**Written problem:** Quote every entry word for word.

Data records:
··········
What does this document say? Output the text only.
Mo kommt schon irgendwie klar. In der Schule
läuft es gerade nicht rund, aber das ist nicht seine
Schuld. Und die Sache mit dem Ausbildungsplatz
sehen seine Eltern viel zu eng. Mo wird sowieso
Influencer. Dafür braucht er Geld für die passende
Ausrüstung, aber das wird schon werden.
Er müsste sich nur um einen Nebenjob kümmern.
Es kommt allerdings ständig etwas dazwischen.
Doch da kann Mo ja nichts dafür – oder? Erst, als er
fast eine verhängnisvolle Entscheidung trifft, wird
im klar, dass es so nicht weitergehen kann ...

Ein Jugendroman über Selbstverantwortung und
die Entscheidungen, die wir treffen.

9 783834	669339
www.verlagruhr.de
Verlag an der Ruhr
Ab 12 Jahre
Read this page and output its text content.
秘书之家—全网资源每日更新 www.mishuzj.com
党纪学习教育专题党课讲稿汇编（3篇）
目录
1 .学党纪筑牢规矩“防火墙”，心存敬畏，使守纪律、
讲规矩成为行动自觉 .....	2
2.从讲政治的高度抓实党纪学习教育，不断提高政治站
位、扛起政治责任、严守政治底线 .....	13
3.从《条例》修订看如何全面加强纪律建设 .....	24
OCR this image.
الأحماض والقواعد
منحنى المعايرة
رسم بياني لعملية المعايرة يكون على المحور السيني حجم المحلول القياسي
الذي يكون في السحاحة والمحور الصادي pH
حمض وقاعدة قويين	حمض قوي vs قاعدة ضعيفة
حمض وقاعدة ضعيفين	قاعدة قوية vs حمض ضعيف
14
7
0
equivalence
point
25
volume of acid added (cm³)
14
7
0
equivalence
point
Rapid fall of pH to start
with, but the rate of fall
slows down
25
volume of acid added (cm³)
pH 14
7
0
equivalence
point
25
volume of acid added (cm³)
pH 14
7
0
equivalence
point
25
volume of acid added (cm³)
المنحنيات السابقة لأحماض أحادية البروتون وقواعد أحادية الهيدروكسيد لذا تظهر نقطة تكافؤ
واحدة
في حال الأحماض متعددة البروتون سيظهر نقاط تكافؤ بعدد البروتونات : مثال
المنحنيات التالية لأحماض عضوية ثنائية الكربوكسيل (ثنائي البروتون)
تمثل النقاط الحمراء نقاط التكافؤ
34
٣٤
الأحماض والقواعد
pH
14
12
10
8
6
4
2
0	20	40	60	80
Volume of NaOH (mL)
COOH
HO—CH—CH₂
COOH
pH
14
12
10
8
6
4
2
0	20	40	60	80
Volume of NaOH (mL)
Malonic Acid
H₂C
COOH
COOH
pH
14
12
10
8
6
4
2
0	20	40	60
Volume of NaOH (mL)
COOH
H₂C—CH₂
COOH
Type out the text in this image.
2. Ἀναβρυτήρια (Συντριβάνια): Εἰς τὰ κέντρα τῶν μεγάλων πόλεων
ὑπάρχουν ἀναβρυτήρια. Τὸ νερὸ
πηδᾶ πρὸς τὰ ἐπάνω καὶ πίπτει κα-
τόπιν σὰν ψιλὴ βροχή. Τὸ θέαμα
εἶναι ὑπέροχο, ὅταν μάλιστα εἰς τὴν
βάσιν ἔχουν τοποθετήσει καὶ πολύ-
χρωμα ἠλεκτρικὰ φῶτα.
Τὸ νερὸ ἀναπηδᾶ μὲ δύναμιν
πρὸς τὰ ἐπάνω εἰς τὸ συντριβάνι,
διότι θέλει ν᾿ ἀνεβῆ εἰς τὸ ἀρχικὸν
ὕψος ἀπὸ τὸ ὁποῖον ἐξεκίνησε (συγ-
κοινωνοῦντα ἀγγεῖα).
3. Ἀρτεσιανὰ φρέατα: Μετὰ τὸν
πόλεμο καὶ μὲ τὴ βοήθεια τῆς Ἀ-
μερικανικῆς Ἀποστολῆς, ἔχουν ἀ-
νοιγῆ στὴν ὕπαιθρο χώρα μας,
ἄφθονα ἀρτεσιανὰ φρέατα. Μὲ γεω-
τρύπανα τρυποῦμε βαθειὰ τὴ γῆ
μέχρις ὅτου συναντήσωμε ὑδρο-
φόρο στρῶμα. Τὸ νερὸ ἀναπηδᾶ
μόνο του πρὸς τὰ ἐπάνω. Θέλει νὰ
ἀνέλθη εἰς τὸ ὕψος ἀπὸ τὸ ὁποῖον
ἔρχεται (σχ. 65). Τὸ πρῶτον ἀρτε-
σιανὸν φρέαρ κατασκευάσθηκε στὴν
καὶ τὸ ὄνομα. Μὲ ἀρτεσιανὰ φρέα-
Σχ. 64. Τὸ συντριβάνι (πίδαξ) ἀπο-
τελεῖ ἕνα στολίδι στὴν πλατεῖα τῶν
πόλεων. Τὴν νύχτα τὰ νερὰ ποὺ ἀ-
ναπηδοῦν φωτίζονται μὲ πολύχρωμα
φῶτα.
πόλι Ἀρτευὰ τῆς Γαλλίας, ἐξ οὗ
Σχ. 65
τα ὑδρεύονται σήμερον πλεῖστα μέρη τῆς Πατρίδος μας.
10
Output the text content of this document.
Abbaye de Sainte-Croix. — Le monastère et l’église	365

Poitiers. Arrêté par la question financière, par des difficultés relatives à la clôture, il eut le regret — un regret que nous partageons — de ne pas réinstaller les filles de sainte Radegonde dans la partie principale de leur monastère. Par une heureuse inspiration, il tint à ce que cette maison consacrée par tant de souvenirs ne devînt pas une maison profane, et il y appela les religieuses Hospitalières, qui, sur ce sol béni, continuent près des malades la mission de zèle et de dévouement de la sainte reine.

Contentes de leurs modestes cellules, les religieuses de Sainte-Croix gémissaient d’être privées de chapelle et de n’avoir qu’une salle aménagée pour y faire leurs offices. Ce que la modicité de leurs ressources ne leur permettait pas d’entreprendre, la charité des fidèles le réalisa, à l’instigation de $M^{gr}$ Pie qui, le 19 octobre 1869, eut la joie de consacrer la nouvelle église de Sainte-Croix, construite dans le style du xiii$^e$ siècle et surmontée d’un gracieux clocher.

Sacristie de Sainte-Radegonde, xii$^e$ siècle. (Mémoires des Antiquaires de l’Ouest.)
··········
**Result of the exercise:**
What does this document say? Output the text only.
Mo kommt schon irgendwie klar. In der Schule
läuft es gerade nicht rund, aber das ist nicht seine
Schuld. Und die Sache mit dem Ausbildungsplatz
sehen seine Eltern viel zu eng. Mo wird sowieso
Influencer. Dafür braucht er Geld für die passende
Ausrüstung, aber das wird schon werden.
Er müsste sich nur um einen Nebenjob kümmern.
Es kommt allerdings ständig etwas dazwischen.
Doch da kann Mo ja nichts dafür – oder? Erst, als er
fast eine verhängnisvolle Entscheidung trifft, wird
im klar, dass es so nicht weitergehen kann ...

Ein Jugendroman über Selbstverantwortung und
die Entscheidungen, die wir treffen.

9 783834	669339
www.verlagruhr.de
Verlag an der Ruhr
Ab 12 Jahre
Read this page and output its text content.
秘书之家—全网资源每日更新 www.mishuzj.com
党纪学习教育专题党课讲稿汇编（3篇）
目录
1 .学党纪筑牢规矩“防火墙”，心存敬畏，使守纪律、
讲规矩成为行动自觉 .....	2
2.从讲政治的高度抓实党纪学习教育，不断提高政治站
位、扛起政治责任、严守政治底线 .....	13
3.从《条例》修订看如何全面加强纪律建设 .....	24
OCR this image.
الأحماض والقواعد
منحنى المعايرة
رسم بياني لعملية المعايرة يكون على المحور السيني حجم المحلول القياسي
الذي يكون في السحاحة والمحور الصادي pH
حمض وقاعدة قويين	حمض قوي vs قاعدة ضعيفة
حمض وقاعدة ضعيفين	قاعدة قوية vs حمض ضعيف
14
7
0
equivalence
point
25
volume of acid added (cm³)
14
7
0
equivalence
point
Rapid fall of pH to start
with, but the rate of fall
slows down
25
volume of acid added (cm³)
pH 14
7
0
equivalence
point
25
volume of acid added (cm³)
pH 14
7
0
equivalence
point
25
volume of acid added (cm³)
المنحنيات السابقة لأحماض أحادية البروتون وقواعد أحادية الهيدروكسيد لذا تظهر نقطة تكافؤ
واحدة
في حال الأحماض متعددة البروتون سيظهر نقاط تكافؤ بعدد البروتونات : مثال
المنحنيات التالية لأحماض عضوية ثنائية الكربوكسيل (ثنائي البروتون)
تمثل النقاط الحمراء نقاط التكافؤ
34
٣٤
الأحماض والقواعد
pH
14
12
10
8
6
4
2
0	20	40	60	80
Volume of NaOH (mL)
COOH
HO—CH—CH₂
COOH
pH
14
12
10
8
6
4
2
0	20	40	60	80
Volume of NaOH (mL)
Malonic Acid
H₂C
COOH
COOH
pH
14
12
10
8
6
4
2
0	20	40	60
Volume of NaOH (mL)
COOH
H₂C—CH₂
COOH
Type out the text in this image.
2. Ἀναβρυτήρια (Συντριβάνια): Εἰς τὰ κέντρα τῶν μεγάλων πόλεων
ὑπάρχουν ἀναβρυτήρια. Τὸ νερὸ
πηδᾶ πρὸς τὰ ἐπάνω καὶ πίπτει κα-
τόπιν σὰν ψιλὴ βροχή. Τὸ θέαμα
εἶναι ὑπέροχο, ὅταν μάλιστα εἰς τὴν
βάσιν ἔχουν τοποθετήσει καὶ πολύ-
χρωμα ἠλεκτρικὰ φῶτα.
Τὸ νερὸ ἀναπηδᾶ μὲ δύναμιν
πρὸς τὰ ἐπάνω εἰς τὸ συντριβάνι,
διότι θέλει ν᾿ ἀνεβῆ εἰς τὸ ἀρχικὸν
ὕψος ἀπὸ τὸ ὁποῖον ἐξεκίνησε (συγ-
κοινωνοῦντα ἀγγεῖα).
3. Ἀρτεσιανὰ φρέατα: Μετὰ τὸν
πόλεμο καὶ μὲ τὴ βοήθεια τῆς Ἀ-
μερικανικῆς Ἀποστολῆς, ἔχουν ἀ-
νοιγῆ στὴν ὕπαιθρο χώρα μας,
ἄφθονα ἀρτεσιανὰ φρέατα. Μὲ γεω-
τρύπανα τρυποῦμε βαθειὰ τὴ γῆ
μέχρις ὅτου συναντήσωμε ὑδρο-
φόρο στρῶμα. Τὸ νερὸ ἀναπηδᾶ
μόνο του πρὸς τὰ ἐπάνω. Θέλει νὰ
ἀνέλθη εἰς τὸ ὕψος ἀπὸ τὸ ὁποῖον
ἔρχεται (σχ. 65). Τὸ πρῶτον ἀρτε-
σιανὸν φρέαρ κατασκευάσθηκε στὴν
καὶ τὸ ὄνομα. Μὲ ἀρτεσιανὰ φρέα-
Σχ. 64. Τὸ συντριβάνι (πίδαξ) ἀπο-
τελεῖ ἕνα στολίδι στὴν πλατεῖα τῶν
πόλεων. Τὴν νύχτα τὰ νερὰ ποὺ ἀ-
ναπηδοῦν φωτίζονται μὲ πολύχρωμα
φῶτα.
πόλι Ἀρτευὰ τῆς Γαλλίας, ἐξ οὗ
Σχ. 65
τα ὑδρεύονται σήμερον πλεῖστα μέρη τῆς Πατρίδος μας.
10
Output the text content of this document.
Abbaye de Sainte-Croix. — Le monastère et l’église	365

Poitiers. Arrêté par la question financière, par des difficultés relatives à la clôture, il eut le regret — un regret que nous partageons — de ne pas réinstaller les filles de sainte Radegonde dans la partie principale de leur monastère. Par une heureuse inspiration, il tint à ce que cette maison consacrée par tant de souvenirs ne devînt pas une maison profane, et il y appela les religieuses Hospitalières, qui, sur ce sol béni, continuent près des malades la mission de zèle et de dévouement de la sainte reine.

Contentes de leurs modestes cellules, les religieuses de Sainte-Croix gémissaient d’être privées de chapelle et de n’avoir qu’une salle aménagée pour y faire leurs offices. Ce que la modicité de leurs ressources ne leur permettait pas d’entreprendre, la charité des fidèles le réalisa, à l’instigation de $M^{gr}$ Pie qui, le 19 octobre 1869, eut la joie de consacrer la nouvelle église de Sainte-Croix, construite dans le style du xiii$^e$ siècle et surmontée d’un gracieux clocher.

Sacristie de Sainte-Radegonde, xii$^e$ siècle. (Mémoires des Antiquaires de l’Ouest.)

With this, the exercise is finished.